Isolate every line in the records below with "title" in it.
* Start Supplied material *
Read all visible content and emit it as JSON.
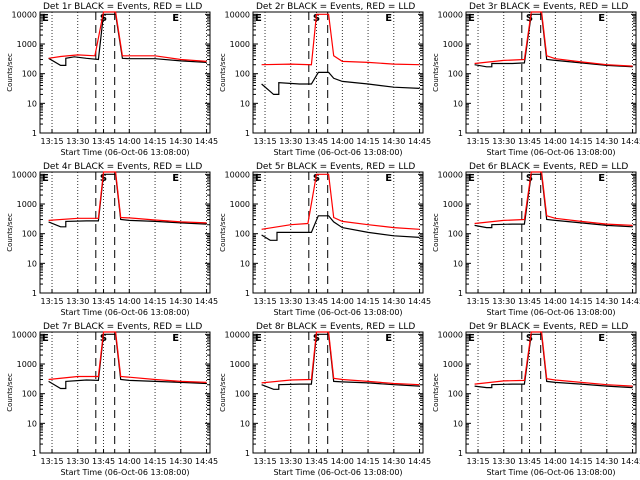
{
  "chart_data": {
    "type": "line",
    "yscale": "log",
    "ylim": [
      1,
      12000
    ],
    "xlim": [
      "13:08",
      "14:47"
    ],
    "y_ticks": [
      "1",
      "10",
      "100",
      "1000",
      "10000"
    ],
    "x_ticks": [
      "13:15",
      "13:30",
      "13:45",
      "14:00",
      "14:15",
      "14:30",
      "14:45"
    ],
    "ylabel": "Counts/sec",
    "xlabel": "Start Time (06-Oct-06 13:08:00)",
    "markers": {
      "S": "13:45",
      "E": "14:27"
    },
    "grid": "dotted vertical lines at 15 min ticks",
    "colors": {
      "events": "#000000",
      "lld": "#ff0000"
    },
    "panels": [
      {
        "title": "Det 1r BLACK = Events, RED = LLD",
        "events": [
          [
            13.13,
            330
          ],
          [
            13.2,
            190
          ],
          [
            13.23,
            190
          ],
          [
            13.23,
            330
          ],
          [
            13.28,
            370
          ],
          [
            13.35,
            330
          ],
          [
            13.42,
            300
          ],
          [
            13.45,
            10000
          ],
          [
            13.52,
            10000
          ],
          [
            13.56,
            330
          ],
          [
            14.0,
            320
          ],
          [
            14.15,
            320
          ],
          [
            14.3,
            270
          ],
          [
            14.45,
            240
          ]
        ],
        "lld": [
          [
            13.13,
            330
          ],
          [
            13.2,
            380
          ],
          [
            13.3,
            430
          ],
          [
            13.4,
            400
          ],
          [
            13.45,
            12000
          ],
          [
            13.52,
            12000
          ],
          [
            13.56,
            400
          ],
          [
            14.0,
            400
          ],
          [
            14.15,
            400
          ],
          [
            14.3,
            300
          ],
          [
            14.45,
            260
          ]
        ]
      },
      {
        "title": "Det 2r BLACK = Events, RED = LLD",
        "events": [
          [
            13.13,
            45
          ],
          [
            13.2,
            20
          ],
          [
            13.23,
            20
          ],
          [
            13.23,
            50
          ],
          [
            13.35,
            45
          ],
          [
            13.42,
            45
          ],
          [
            13.46,
            110
          ],
          [
            13.52,
            110
          ],
          [
            13.55,
            70
          ],
          [
            14.0,
            55
          ],
          [
            14.15,
            45
          ],
          [
            14.3,
            35
          ],
          [
            14.45,
            32
          ]
        ],
        "lld": [
          [
            13.13,
            200
          ],
          [
            13.3,
            210
          ],
          [
            13.42,
            200
          ],
          [
            13.45,
            10000
          ],
          [
            13.52,
            10000
          ],
          [
            13.55,
            400
          ],
          [
            14.0,
            260
          ],
          [
            14.15,
            240
          ],
          [
            14.3,
            210
          ],
          [
            14.45,
            200
          ]
        ]
      },
      {
        "title": "Det 3r BLACK = Events, RED = LLD",
        "events": [
          [
            13.13,
            200
          ],
          [
            13.2,
            170
          ],
          [
            13.23,
            170
          ],
          [
            13.23,
            220
          ],
          [
            13.35,
            220
          ],
          [
            13.42,
            230
          ],
          [
            13.46,
            10000
          ],
          [
            13.52,
            10000
          ],
          [
            13.55,
            300
          ],
          [
            14.0,
            280
          ],
          [
            14.15,
            230
          ],
          [
            14.3,
            190
          ],
          [
            14.45,
            170
          ]
        ],
        "lld": [
          [
            13.13,
            220
          ],
          [
            13.3,
            280
          ],
          [
            13.42,
            300
          ],
          [
            13.46,
            12000
          ],
          [
            13.52,
            12000
          ],
          [
            13.55,
            400
          ],
          [
            14.0,
            320
          ],
          [
            14.15,
            250
          ],
          [
            14.3,
            200
          ],
          [
            14.45,
            180
          ]
        ]
      },
      {
        "title": "Det 4r BLACK = Events, RED = LLD",
        "events": [
          [
            13.13,
            250
          ],
          [
            13.2,
            170
          ],
          [
            13.23,
            170
          ],
          [
            13.23,
            260
          ],
          [
            13.35,
            270
          ],
          [
            13.42,
            270
          ],
          [
            13.45,
            10000
          ],
          [
            13.52,
            10000
          ],
          [
            13.55,
            300
          ],
          [
            14.0,
            280
          ],
          [
            14.15,
            260
          ],
          [
            14.3,
            230
          ],
          [
            14.45,
            210
          ]
        ],
        "lld": [
          [
            13.13,
            280
          ],
          [
            13.3,
            330
          ],
          [
            13.42,
            330
          ],
          [
            13.45,
            12000
          ],
          [
            13.52,
            12000
          ],
          [
            13.55,
            350
          ],
          [
            14.0,
            340
          ],
          [
            14.15,
            290
          ],
          [
            14.3,
            250
          ],
          [
            14.45,
            230
          ]
        ]
      },
      {
        "title": "Det 5r BLACK = Events, RED = LLD",
        "events": [
          [
            13.13,
            90
          ],
          [
            13.18,
            60
          ],
          [
            13.22,
            60
          ],
          [
            13.22,
            110
          ],
          [
            13.35,
            110
          ],
          [
            13.42,
            110
          ],
          [
            13.46,
            400
          ],
          [
            13.52,
            400
          ],
          [
            13.55,
            250
          ],
          [
            14.0,
            160
          ],
          [
            14.15,
            110
          ],
          [
            14.3,
            85
          ],
          [
            14.45,
            75
          ]
        ],
        "lld": [
          [
            13.13,
            140
          ],
          [
            13.3,
            200
          ],
          [
            13.4,
            220
          ],
          [
            13.45,
            10000
          ],
          [
            13.52,
            10000
          ],
          [
            13.55,
            350
          ],
          [
            14.0,
            260
          ],
          [
            14.15,
            200
          ],
          [
            14.3,
            160
          ],
          [
            14.45,
            140
          ]
        ]
      },
      {
        "title": "Det 6r BLACK = Events, RED = LLD",
        "events": [
          [
            13.13,
            190
          ],
          [
            13.2,
            160
          ],
          [
            13.23,
            160
          ],
          [
            13.23,
            200
          ],
          [
            13.35,
            210
          ],
          [
            13.42,
            210
          ],
          [
            13.46,
            10000
          ],
          [
            13.52,
            10000
          ],
          [
            13.55,
            300
          ],
          [
            14.0,
            280
          ],
          [
            14.15,
            230
          ],
          [
            14.3,
            190
          ],
          [
            14.45,
            170
          ]
        ],
        "lld": [
          [
            13.13,
            220
          ],
          [
            13.3,
            280
          ],
          [
            13.42,
            300
          ],
          [
            13.46,
            12000
          ],
          [
            13.52,
            12000
          ],
          [
            13.55,
            400
          ],
          [
            14.0,
            330
          ],
          [
            14.15,
            260
          ],
          [
            14.3,
            210
          ],
          [
            14.45,
            190
          ]
        ]
      },
      {
        "title": "Det 7r BLACK = Events, RED = LLD",
        "events": [
          [
            13.13,
            260
          ],
          [
            13.2,
            150
          ],
          [
            13.23,
            150
          ],
          [
            13.23,
            260
          ],
          [
            13.35,
            290
          ],
          [
            13.42,
            280
          ],
          [
            13.45,
            10000
          ],
          [
            13.52,
            10000
          ],
          [
            13.55,
            300
          ],
          [
            14.0,
            280
          ],
          [
            14.15,
            260
          ],
          [
            14.3,
            240
          ],
          [
            14.45,
            220
          ]
        ],
        "lld": [
          [
            13.13,
            300
          ],
          [
            13.3,
            380
          ],
          [
            13.42,
            380
          ],
          [
            13.45,
            12000
          ],
          [
            13.52,
            12000
          ],
          [
            13.55,
            380
          ],
          [
            14.0,
            360
          ],
          [
            14.15,
            300
          ],
          [
            14.3,
            260
          ],
          [
            14.45,
            240
          ]
        ]
      },
      {
        "title": "Det 8r BLACK = Events, RED = LLD",
        "events": [
          [
            13.13,
            200
          ],
          [
            13.2,
            140
          ],
          [
            13.23,
            140
          ],
          [
            13.23,
            200
          ],
          [
            13.35,
            210
          ],
          [
            13.42,
            210
          ],
          [
            13.45,
            10000
          ],
          [
            13.52,
            10000
          ],
          [
            13.55,
            260
          ],
          [
            14.0,
            250
          ],
          [
            14.15,
            230
          ],
          [
            14.3,
            200
          ],
          [
            14.45,
            180
          ]
        ],
        "lld": [
          [
            13.13,
            230
          ],
          [
            13.3,
            290
          ],
          [
            13.42,
            300
          ],
          [
            13.45,
            12000
          ],
          [
            13.52,
            12000
          ],
          [
            13.55,
            330
          ],
          [
            14.0,
            300
          ],
          [
            14.15,
            260
          ],
          [
            14.3,
            220
          ],
          [
            14.45,
            200
          ]
        ]
      },
      {
        "title": "Det 9r BLACK = Events, RED = LLD",
        "events": [
          [
            13.13,
            180
          ],
          [
            13.2,
            160
          ],
          [
            13.23,
            160
          ],
          [
            13.23,
            200
          ],
          [
            13.35,
            210
          ],
          [
            13.42,
            210
          ],
          [
            13.46,
            10000
          ],
          [
            13.52,
            10000
          ],
          [
            13.55,
            260
          ],
          [
            14.0,
            240
          ],
          [
            14.15,
            210
          ],
          [
            14.3,
            180
          ],
          [
            14.45,
            160
          ]
        ],
        "lld": [
          [
            13.13,
            210
          ],
          [
            13.3,
            270
          ],
          [
            13.42,
            280
          ],
          [
            13.46,
            12000
          ],
          [
            13.52,
            12000
          ],
          [
            13.55,
            320
          ],
          [
            14.0,
            290
          ],
          [
            14.15,
            240
          ],
          [
            14.3,
            200
          ],
          [
            14.45,
            180
          ]
        ]
      }
    ]
  }
}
* End Supplied material *
**Written solution:**
        "title": "Det 1r BLACK = Events, RED = LLD",
        "title": "Det 2r BLACK = Events, RED = LLD",
        "title": "Det 3r BLACK = Events, RED = LLD",
        "title": "Det 4r BLACK = Events, RED = LLD",
        "title": "Det 5r BLACK = Events, RED = LLD",
        "title": "Det 6r BLACK = Events, RED = LLD",
        "title": "Det 7r BLACK = Events, RED = LLD",
        "title": "Det 8r BLACK = Events, RED = LLD",
        "title": "Det 9r BLACK = Events, RED = LLD",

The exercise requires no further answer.